%%

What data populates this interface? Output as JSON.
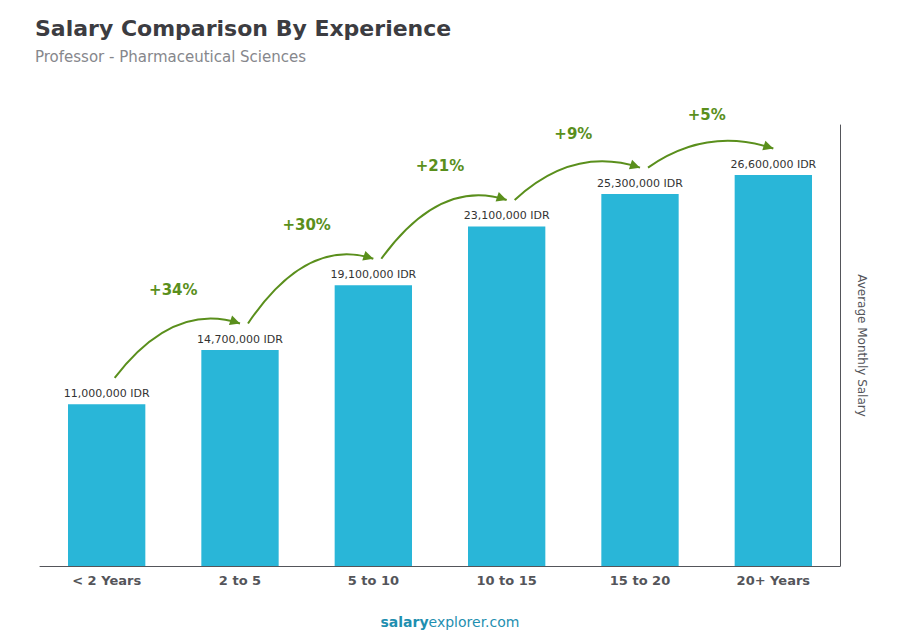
{
  "chart_data": {
    "type": "bar",
    "title": "Salary Comparison By Experience",
    "subtitle": "Professor - Pharmaceutical Sciences",
    "categories": [
      "< 2 Years",
      "2 to 5",
      "5 to 10",
      "10 to 15",
      "15 to 20",
      "20+ Years"
    ],
    "values": [
      11000000,
      14700000,
      19100000,
      23100000,
      25300000,
      26600000
    ],
    "value_labels": [
      "11,000,000 IDR",
      "14,700,000 IDR",
      "19,100,000 IDR",
      "23,100,000 IDR",
      "25,300,000 IDR",
      "26,600,000 IDR"
    ],
    "data_labels": true,
    "annotations": [
      "+34%",
      "+30%",
      "+21%",
      "+9%",
      "+5%"
    ],
    "ylabel": "Average Monthly Salary",
    "footer": [
      "salary",
      "explorer.com"
    ],
    "color": "#29b6d8",
    "ylim": [
      0,
      30000000
    ],
    "tick_labels": "x",
    "grid": false
  }
}
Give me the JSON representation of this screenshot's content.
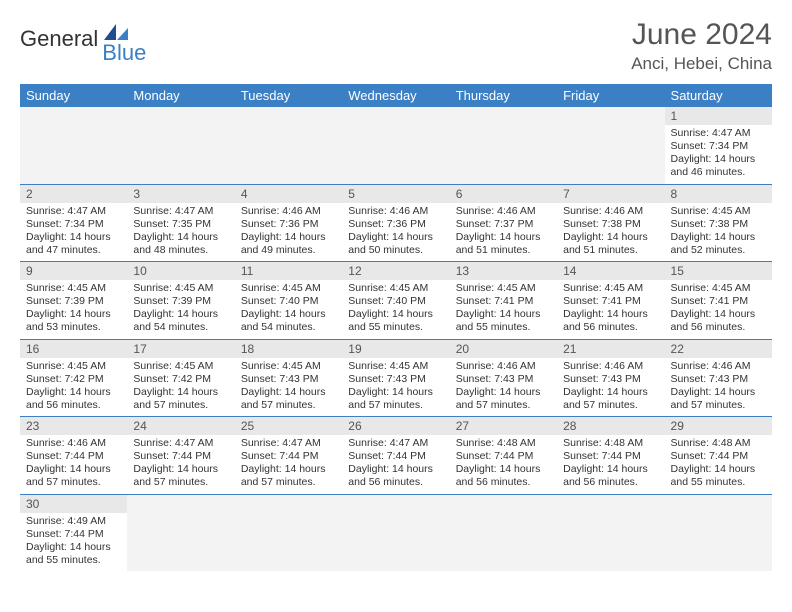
{
  "logo": {
    "text_main": "General",
    "text_sub": "Blue",
    "brand_color": "#3b7fc4"
  },
  "title": {
    "month_year": "June 2024",
    "location": "Anci, Hebei, China"
  },
  "colors": {
    "header_bg": "#3b7fc4",
    "header_text": "#ffffff",
    "daynum_bg": "#e8e8e8",
    "row_border": "#3b7fc4",
    "empty_bg": "#f3f3f3",
    "text": "#333333"
  },
  "weekdays": [
    "Sunday",
    "Monday",
    "Tuesday",
    "Wednesday",
    "Thursday",
    "Friday",
    "Saturday"
  ],
  "weeks": [
    [
      null,
      null,
      null,
      null,
      null,
      null,
      {
        "day": "1",
        "sunrise": "4:47 AM",
        "sunset": "7:34 PM",
        "daylight_h": "14",
        "daylight_m": "46"
      }
    ],
    [
      {
        "day": "2",
        "sunrise": "4:47 AM",
        "sunset": "7:34 PM",
        "daylight_h": "14",
        "daylight_m": "47"
      },
      {
        "day": "3",
        "sunrise": "4:47 AM",
        "sunset": "7:35 PM",
        "daylight_h": "14",
        "daylight_m": "48"
      },
      {
        "day": "4",
        "sunrise": "4:46 AM",
        "sunset": "7:36 PM",
        "daylight_h": "14",
        "daylight_m": "49"
      },
      {
        "day": "5",
        "sunrise": "4:46 AM",
        "sunset": "7:36 PM",
        "daylight_h": "14",
        "daylight_m": "50"
      },
      {
        "day": "6",
        "sunrise": "4:46 AM",
        "sunset": "7:37 PM",
        "daylight_h": "14",
        "daylight_m": "51"
      },
      {
        "day": "7",
        "sunrise": "4:46 AM",
        "sunset": "7:38 PM",
        "daylight_h": "14",
        "daylight_m": "51"
      },
      {
        "day": "8",
        "sunrise": "4:45 AM",
        "sunset": "7:38 PM",
        "daylight_h": "14",
        "daylight_m": "52"
      }
    ],
    [
      {
        "day": "9",
        "sunrise": "4:45 AM",
        "sunset": "7:39 PM",
        "daylight_h": "14",
        "daylight_m": "53"
      },
      {
        "day": "10",
        "sunrise": "4:45 AM",
        "sunset": "7:39 PM",
        "daylight_h": "14",
        "daylight_m": "54"
      },
      {
        "day": "11",
        "sunrise": "4:45 AM",
        "sunset": "7:40 PM",
        "daylight_h": "14",
        "daylight_m": "54"
      },
      {
        "day": "12",
        "sunrise": "4:45 AM",
        "sunset": "7:40 PM",
        "daylight_h": "14",
        "daylight_m": "55"
      },
      {
        "day": "13",
        "sunrise": "4:45 AM",
        "sunset": "7:41 PM",
        "daylight_h": "14",
        "daylight_m": "55"
      },
      {
        "day": "14",
        "sunrise": "4:45 AM",
        "sunset": "7:41 PM",
        "daylight_h": "14",
        "daylight_m": "56"
      },
      {
        "day": "15",
        "sunrise": "4:45 AM",
        "sunset": "7:41 PM",
        "daylight_h": "14",
        "daylight_m": "56"
      }
    ],
    [
      {
        "day": "16",
        "sunrise": "4:45 AM",
        "sunset": "7:42 PM",
        "daylight_h": "14",
        "daylight_m": "56"
      },
      {
        "day": "17",
        "sunrise": "4:45 AM",
        "sunset": "7:42 PM",
        "daylight_h": "14",
        "daylight_m": "57"
      },
      {
        "day": "18",
        "sunrise": "4:45 AM",
        "sunset": "7:43 PM",
        "daylight_h": "14",
        "daylight_m": "57"
      },
      {
        "day": "19",
        "sunrise": "4:45 AM",
        "sunset": "7:43 PM",
        "daylight_h": "14",
        "daylight_m": "57"
      },
      {
        "day": "20",
        "sunrise": "4:46 AM",
        "sunset": "7:43 PM",
        "daylight_h": "14",
        "daylight_m": "57"
      },
      {
        "day": "21",
        "sunrise": "4:46 AM",
        "sunset": "7:43 PM",
        "daylight_h": "14",
        "daylight_m": "57"
      },
      {
        "day": "22",
        "sunrise": "4:46 AM",
        "sunset": "7:43 PM",
        "daylight_h": "14",
        "daylight_m": "57"
      }
    ],
    [
      {
        "day": "23",
        "sunrise": "4:46 AM",
        "sunset": "7:44 PM",
        "daylight_h": "14",
        "daylight_m": "57"
      },
      {
        "day": "24",
        "sunrise": "4:47 AM",
        "sunset": "7:44 PM",
        "daylight_h": "14",
        "daylight_m": "57"
      },
      {
        "day": "25",
        "sunrise": "4:47 AM",
        "sunset": "7:44 PM",
        "daylight_h": "14",
        "daylight_m": "57"
      },
      {
        "day": "26",
        "sunrise": "4:47 AM",
        "sunset": "7:44 PM",
        "daylight_h": "14",
        "daylight_m": "56"
      },
      {
        "day": "27",
        "sunrise": "4:48 AM",
        "sunset": "7:44 PM",
        "daylight_h": "14",
        "daylight_m": "56"
      },
      {
        "day": "28",
        "sunrise": "4:48 AM",
        "sunset": "7:44 PM",
        "daylight_h": "14",
        "daylight_m": "56"
      },
      {
        "day": "29",
        "sunrise": "4:48 AM",
        "sunset": "7:44 PM",
        "daylight_h": "14",
        "daylight_m": "55"
      }
    ],
    [
      {
        "day": "30",
        "sunrise": "4:49 AM",
        "sunset": "7:44 PM",
        "daylight_h": "14",
        "daylight_m": "55"
      },
      null,
      null,
      null,
      null,
      null,
      null
    ]
  ],
  "labels": {
    "sunrise": "Sunrise:",
    "sunset": "Sunset:",
    "daylight_prefix": "Daylight:",
    "hours_word": "hours",
    "and_word": "and",
    "minutes_word": "minutes."
  }
}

%%

Repeat the listing above exactly, with no pictures.

Exercise response ▸
What data populates this interface? Output as JSON.
{
  "chart_data": {
    "type": "bar",
    "title": "Salary Comparison By Experience",
    "subtitle": "Professor - Pharmaceutical Sciences",
    "categories": [
      "< 2 Years",
      "2 to 5",
      "5 to 10",
      "10 to 15",
      "15 to 20",
      "20+ Years"
    ],
    "values": [
      11000000,
      14700000,
      19100000,
      23100000,
      25300000,
      26600000
    ],
    "value_labels": [
      "11,000,000 IDR",
      "14,700,000 IDR",
      "19,100,000 IDR",
      "23,100,000 IDR",
      "25,300,000 IDR",
      "26,600,000 IDR"
    ],
    "data_labels": true,
    "annotations": [
      "+34%",
      "+30%",
      "+21%",
      "+9%",
      "+5%"
    ],
    "ylabel": "Average Monthly Salary",
    "footer": [
      "salary",
      "explorer.com"
    ],
    "color": "#29b6d8",
    "ylim": [
      0,
      30000000
    ],
    "tick_labels": "x",
    "grid": false
  }
}
Give me the JSON representation of this screenshot's content.
{
  "logo": {
    "text_main": "General",
    "text_sub": "Blue",
    "brand_color": "#3b7fc4"
  },
  "title": {
    "month_year": "June 2024",
    "location": "Anci, Hebei, China"
  },
  "colors": {
    "header_bg": "#3b7fc4",
    "header_text": "#ffffff",
    "daynum_bg": "#e8e8e8",
    "row_border": "#3b7fc4",
    "empty_bg": "#f3f3f3",
    "text": "#333333"
  },
  "weekdays": [
    "Sunday",
    "Monday",
    "Tuesday",
    "Wednesday",
    "Thursday",
    "Friday",
    "Saturday"
  ],
  "weeks": [
    [
      null,
      null,
      null,
      null,
      null,
      null,
      {
        "day": "1",
        "sunrise": "4:47 AM",
        "sunset": "7:34 PM",
        "daylight_h": "14",
        "daylight_m": "46"
      }
    ],
    [
      {
        "day": "2",
        "sunrise": "4:47 AM",
        "sunset": "7:34 PM",
        "daylight_h": "14",
        "daylight_m": "47"
      },
      {
        "day": "3",
        "sunrise": "4:47 AM",
        "sunset": "7:35 PM",
        "daylight_h": "14",
        "daylight_m": "48"
      },
      {
        "day": "4",
        "sunrise": "4:46 AM",
        "sunset": "7:36 PM",
        "daylight_h": "14",
        "daylight_m": "49"
      },
      {
        "day": "5",
        "sunrise": "4:46 AM",
        "sunset": "7:36 PM",
        "daylight_h": "14",
        "daylight_m": "50"
      },
      {
        "day": "6",
        "sunrise": "4:46 AM",
        "sunset": "7:37 PM",
        "daylight_h": "14",
        "daylight_m": "51"
      },
      {
        "day": "7",
        "sunrise": "4:46 AM",
        "sunset": "7:38 PM",
        "daylight_h": "14",
        "daylight_m": "51"
      },
      {
        "day": "8",
        "sunrise": "4:45 AM",
        "sunset": "7:38 PM",
        "daylight_h": "14",
        "daylight_m": "52"
      }
    ],
    [
      {
        "day": "9",
        "sunrise": "4:45 AM",
        "sunset": "7:39 PM",
        "daylight_h": "14",
        "daylight_m": "53"
      },
      {
        "day": "10",
        "sunrise": "4:45 AM",
        "sunset": "7:39 PM",
        "daylight_h": "14",
        "daylight_m": "54"
      },
      {
        "day": "11",
        "sunrise": "4:45 AM",
        "sunset": "7:40 PM",
        "daylight_h": "14",
        "daylight_m": "54"
      },
      {
        "day": "12",
        "sunrise": "4:45 AM",
        "sunset": "7:40 PM",
        "daylight_h": "14",
        "daylight_m": "55"
      },
      {
        "day": "13",
        "sunrise": "4:45 AM",
        "sunset": "7:41 PM",
        "daylight_h": "14",
        "daylight_m": "55"
      },
      {
        "day": "14",
        "sunrise": "4:45 AM",
        "sunset": "7:41 PM",
        "daylight_h": "14",
        "daylight_m": "56"
      },
      {
        "day": "15",
        "sunrise": "4:45 AM",
        "sunset": "7:41 PM",
        "daylight_h": "14",
        "daylight_m": "56"
      }
    ],
    [
      {
        "day": "16",
        "sunrise": "4:45 AM",
        "sunset": "7:42 PM",
        "daylight_h": "14",
        "daylight_m": "56"
      },
      {
        "day": "17",
        "sunrise": "4:45 AM",
        "sunset": "7:42 PM",
        "daylight_h": "14",
        "daylight_m": "57"
      },
      {
        "day": "18",
        "sunrise": "4:45 AM",
        "sunset": "7:43 PM",
        "daylight_h": "14",
        "daylight_m": "57"
      },
      {
        "day": "19",
        "sunrise": "4:45 AM",
        "sunset": "7:43 PM",
        "daylight_h": "14",
        "daylight_m": "57"
      },
      {
        "day": "20",
        "sunrise": "4:46 AM",
        "sunset": "7:43 PM",
        "daylight_h": "14",
        "daylight_m": "57"
      },
      {
        "day": "21",
        "sunrise": "4:46 AM",
        "sunset": "7:43 PM",
        "daylight_h": "14",
        "daylight_m": "57"
      },
      {
        "day": "22",
        "sunrise": "4:46 AM",
        "sunset": "7:43 PM",
        "daylight_h": "14",
        "daylight_m": "57"
      }
    ],
    [
      {
        "day": "23",
        "sunrise": "4:46 AM",
        "sunset": "7:44 PM",
        "daylight_h": "14",
        "daylight_m": "57"
      },
      {
        "day": "24",
        "sunrise": "4:47 AM",
        "sunset": "7:44 PM",
        "daylight_h": "14",
        "daylight_m": "57"
      },
      {
        "day": "25",
        "sunrise": "4:47 AM",
        "sunset": "7:44 PM",
        "daylight_h": "14",
        "daylight_m": "57"
      },
      {
        "day": "26",
        "sunrise": "4:47 AM",
        "sunset": "7:44 PM",
        "daylight_h": "14",
        "daylight_m": "56"
      },
      {
        "day": "27",
        "sunrise": "4:48 AM",
        "sunset": "7:44 PM",
        "daylight_h": "14",
        "daylight_m": "56"
      },
      {
        "day": "28",
        "sunrise": "4:48 AM",
        "sunset": "7:44 PM",
        "daylight_h": "14",
        "daylight_m": "56"
      },
      {
        "day": "29",
        "sunrise": "4:48 AM",
        "sunset": "7:44 PM",
        "daylight_h": "14",
        "daylight_m": "55"
      }
    ],
    [
      {
        "day": "30",
        "sunrise": "4:49 AM",
        "sunset": "7:44 PM",
        "daylight_h": "14",
        "daylight_m": "55"
      },
      null,
      null,
      null,
      null,
      null,
      null
    ]
  ],
  "labels": {
    "sunrise": "Sunrise:",
    "sunset": "Sunset:",
    "daylight_prefix": "Daylight:",
    "hours_word": "hours",
    "and_word": "and",
    "minutes_word": "minutes."
  }
}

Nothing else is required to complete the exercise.